_Data listing_

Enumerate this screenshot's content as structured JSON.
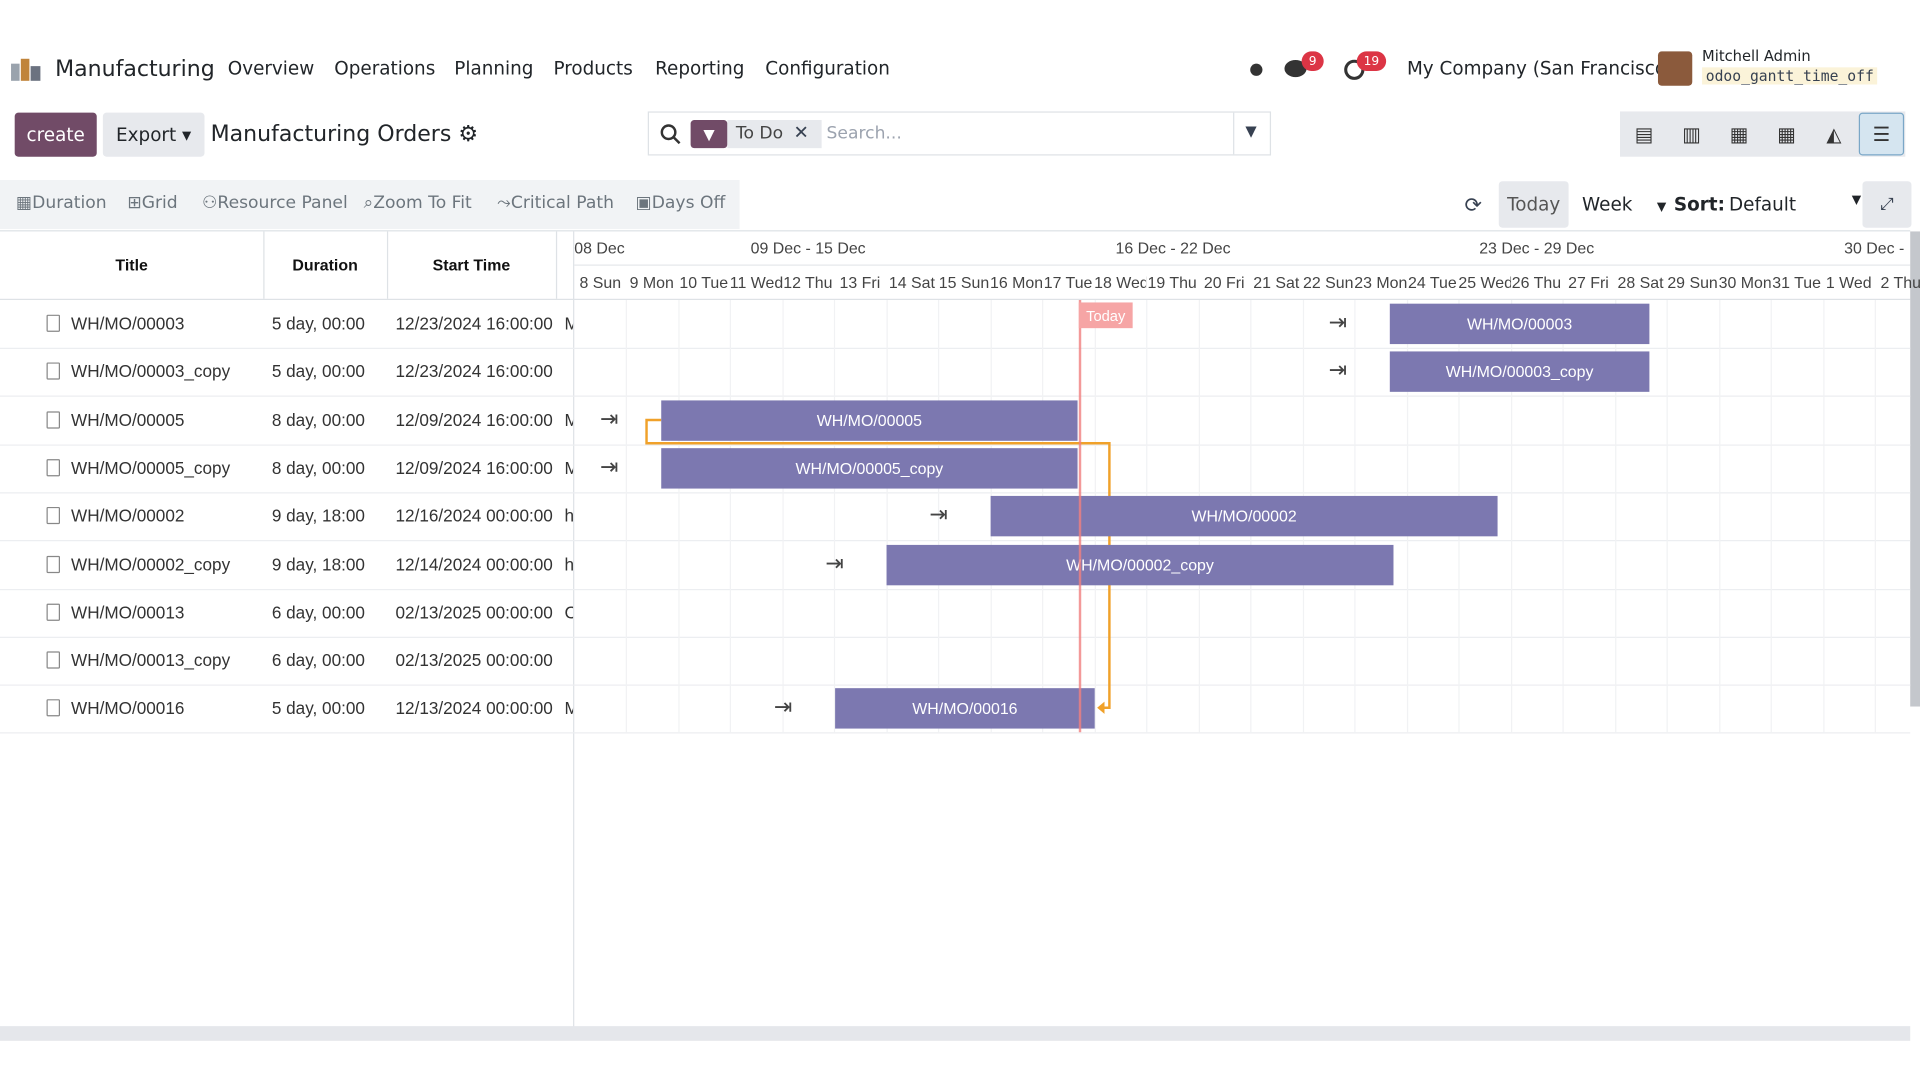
{
  "nav": {
    "app": "Manufacturing",
    "menu": [
      "Overview",
      "Operations",
      "Planning",
      "Products",
      "Reporting",
      "Configuration"
    ],
    "messages_badge": "9",
    "activities_badge": "19",
    "company": "My Company (San Francisco)",
    "user": "Mitchell Admin",
    "database": "odoo_gantt_time_off"
  },
  "control": {
    "create": "create",
    "export": "Export",
    "breadcrumb": "Manufacturing Orders",
    "facet": "To Do",
    "search_placeholder": "Search..."
  },
  "toolbar": {
    "tools": [
      "Duration",
      "Grid",
      "Resource Panel",
      "Zoom To Fit",
      "Critical Path",
      "Days Off"
    ],
    "today": "Today",
    "scale": "Week",
    "sort_label": "Sort:",
    "sort_value": "Default"
  },
  "table": {
    "headers": [
      "Title",
      "Duration",
      "Start Time"
    ],
    "rows": [
      {
        "title": "WH/MO/00003",
        "duration": "5 day, 00:00",
        "start": "12/23/2024 16:00:00",
        "extra": "M"
      },
      {
        "title": "WH/MO/00003_copy",
        "duration": "5 day, 00:00",
        "start": "12/23/2024 16:00:00"
      },
      {
        "title": "WH/MO/00005",
        "duration": "8 day, 00:00",
        "start": "12/09/2024 16:00:00",
        "extra": "M"
      },
      {
        "title": "WH/MO/00005_copy",
        "duration": "8 day, 00:00",
        "start": "12/09/2024 16:00:00",
        "extra": "M"
      },
      {
        "title": "WH/MO/00002",
        "duration": "9 day, 18:00",
        "start": "12/16/2024 00:00:00",
        "extra": "h"
      },
      {
        "title": "WH/MO/00002_copy",
        "duration": "9 day, 18:00",
        "start": "12/14/2024 00:00:00",
        "extra": "h"
      },
      {
        "title": "WH/MO/00013",
        "duration": "6 day, 00:00",
        "start": "02/13/2025 00:00:00",
        "extra": "C"
      },
      {
        "title": "WH/MO/00013_copy",
        "duration": "6 day, 00:00",
        "start": "02/13/2025 00:00:00"
      },
      {
        "title": "WH/MO/00016",
        "duration": "5 day, 00:00",
        "start": "12/13/2024 00:00:00",
        "extra": "M"
      }
    ]
  },
  "gantt": {
    "weeks": [
      "08 Dec",
      "09 Dec - 15 Dec",
      "16 Dec - 22 Dec",
      "23 Dec - 29 Dec",
      "30 Dec -"
    ],
    "days": [
      "8 Sun",
      "9 Mon",
      "10 Tue",
      "11 Wed",
      "12 Thu",
      "13 Fri",
      "14 Sat",
      "15 Sun",
      "16 Mon",
      "17 Tue",
      "18 Wed",
      "19 Thu",
      "20 Fri",
      "21 Sat",
      "22 Sun",
      "23 Mon",
      "24 Tue",
      "25 Wed",
      "26 Thu",
      "27 Fri",
      "28 Sat",
      "29 Sun",
      "30 Mon",
      "31 Tue",
      "1 Wed",
      "2 Thu"
    ],
    "today_label": "Today",
    "bars": [
      "WH/MO/00003",
      "WH/MO/00003_copy",
      "WH/MO/00005",
      "WH/MO/00005_copy",
      "WH/MO/00002",
      "WH/MO/00002_copy",
      "WH/MO/00016"
    ]
  }
}
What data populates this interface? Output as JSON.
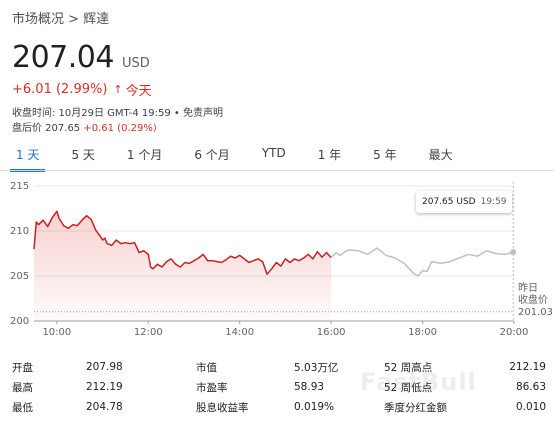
{
  "breadcrumb": "市场概况 > 辉達",
  "price": {
    "value": "207.04",
    "currency": "USD"
  },
  "change": {
    "text": "+6.01 (2.99%)",
    "arrow": "↑",
    "period": "今天"
  },
  "meta": {
    "text": "收盘时间: 10月29日 GMT-4 19:59 • 免责声明"
  },
  "after_hours": {
    "label": "盘后价 207.65",
    "change": "+0.61 (0.29%)"
  },
  "tabs": [
    {
      "label": "1 天"
    },
    {
      "label": "5 天"
    },
    {
      "label": "1 个月"
    },
    {
      "label": "6 个月"
    },
    {
      "label": "YTD"
    },
    {
      "label": "1 年"
    },
    {
      "label": "5 年"
    },
    {
      "label": "最大"
    }
  ],
  "tooltip": {
    "price": "207.65 USD",
    "time": "19:59"
  },
  "colors": {
    "accent": "#1a73e8",
    "up": "#d93025",
    "line": "#c5221f",
    "after": "#bdc1c6"
  },
  "chart_data": {
    "type": "line",
    "ylim": [
      200,
      215
    ],
    "xlim": [
      9.5,
      20
    ],
    "yticks": [
      200,
      205,
      210,
      215
    ],
    "xticks": [
      "10:00",
      "12:00",
      "14:00",
      "16:00",
      "18:00",
      "20:00"
    ],
    "prev_close": {
      "label1": "昨日",
      "label2": "收盘价",
      "value": 201.03
    },
    "series": [
      {
        "session": "regular",
        "x": [
          9.5,
          9.55,
          9.6,
          9.7,
          9.8,
          9.9,
          10.0,
          10.05,
          10.15,
          10.25,
          10.35,
          10.45,
          10.55,
          10.65,
          10.75,
          10.85,
          10.95,
          11.0,
          11.05,
          11.1,
          11.2,
          11.3,
          11.4,
          11.5,
          11.6,
          11.7,
          11.8,
          11.9,
          12.0,
          12.05,
          12.1,
          12.2,
          12.3,
          12.4,
          12.5,
          12.6,
          12.7,
          12.8,
          12.9,
          13.0,
          13.1,
          13.2,
          13.3,
          13.4,
          13.5,
          13.6,
          13.7,
          13.8,
          13.9,
          14.0,
          14.1,
          14.2,
          14.3,
          14.4,
          14.5,
          14.6,
          14.7,
          14.8,
          14.9,
          15.0,
          15.1,
          15.2,
          15.3,
          15.4,
          15.5,
          15.6,
          15.7,
          15.8,
          15.9,
          16.0
        ],
        "y": [
          208.0,
          211.0,
          210.7,
          211.2,
          210.5,
          211.5,
          212.19,
          211.4,
          210.6,
          210.3,
          210.7,
          210.6,
          211.2,
          211.7,
          211.3,
          210.1,
          209.4,
          209.0,
          209.2,
          208.6,
          208.4,
          209.0,
          208.6,
          208.7,
          208.6,
          208.7,
          207.6,
          207.8,
          207.4,
          206.0,
          205.8,
          206.3,
          206.0,
          206.6,
          206.9,
          206.3,
          206.0,
          206.5,
          206.4,
          206.7,
          207.0,
          207.4,
          206.7,
          206.7,
          206.6,
          206.5,
          206.8,
          207.2,
          207.0,
          207.3,
          206.9,
          206.5,
          206.7,
          206.9,
          206.6,
          205.2,
          205.8,
          206.5,
          206.1,
          206.9,
          206.5,
          206.9,
          206.7,
          207.0,
          207.4,
          206.9,
          207.7,
          207.1,
          207.6,
          207.04
        ]
      },
      {
        "session": "after_hours",
        "x": [
          16.0,
          16.1,
          16.2,
          16.3,
          16.4,
          16.6,
          16.8,
          17.0,
          17.2,
          17.4,
          17.6,
          17.8,
          17.9,
          18.0,
          18.1,
          18.2,
          18.4,
          18.6,
          18.8,
          19.0,
          19.2,
          19.4,
          19.6,
          19.8,
          19.983
        ],
        "y": [
          207.04,
          207.6,
          207.3,
          207.7,
          207.9,
          207.8,
          207.4,
          208.1,
          207.3,
          207.0,
          206.4,
          205.3,
          205.0,
          205.6,
          205.5,
          206.6,
          206.4,
          206.6,
          207.0,
          207.4,
          207.2,
          207.8,
          207.5,
          207.4,
          207.65
        ]
      }
    ]
  },
  "stats": [
    [
      {
        "label": "开盘",
        "value": "207.98"
      },
      {
        "label": "市值",
        "value": "5.03万亿"
      },
      {
        "label": "52 周高点",
        "value": "212.19"
      }
    ],
    [
      {
        "label": "最高",
        "value": "212.19"
      },
      {
        "label": "市盈率",
        "value": "58.93"
      },
      {
        "label": "52 周低点",
        "value": "86.63"
      }
    ],
    [
      {
        "label": "最低",
        "value": "204.78"
      },
      {
        "label": "股息收益率",
        "value": "0.019%"
      },
      {
        "label": "季度分红金额",
        "value": "0.010"
      }
    ]
  ],
  "watermark": "FastBull"
}
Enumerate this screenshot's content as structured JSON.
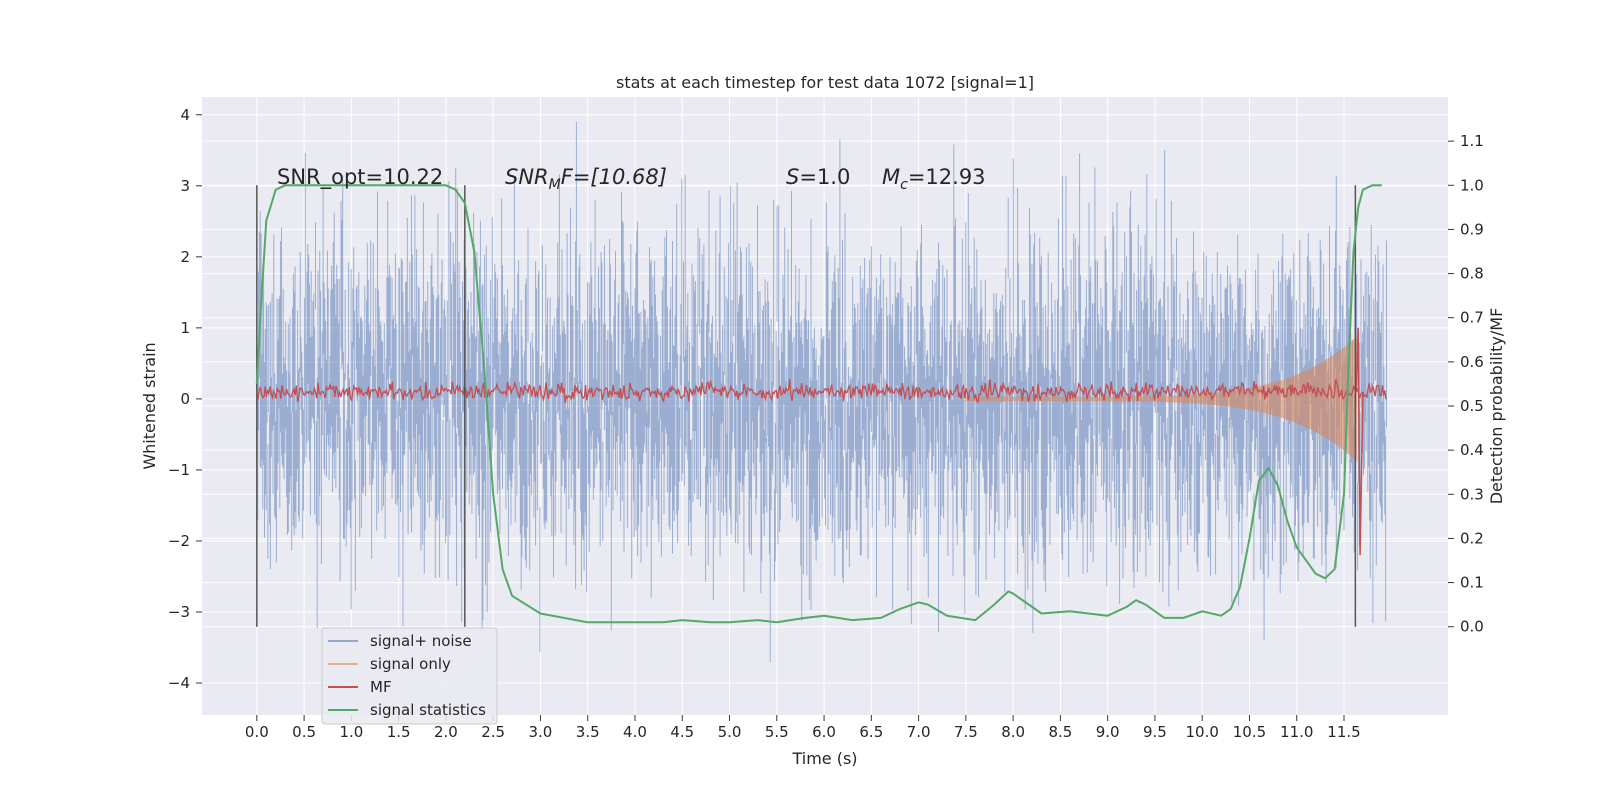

_Stated task_
Identify each line of the material where the word "text" shows up, and copy it.

_Task response_
    "text": "+6.01 (2.99%)",
    "text": "收盘时间: 10月29日 GMT-4 19:59 • 免责声明"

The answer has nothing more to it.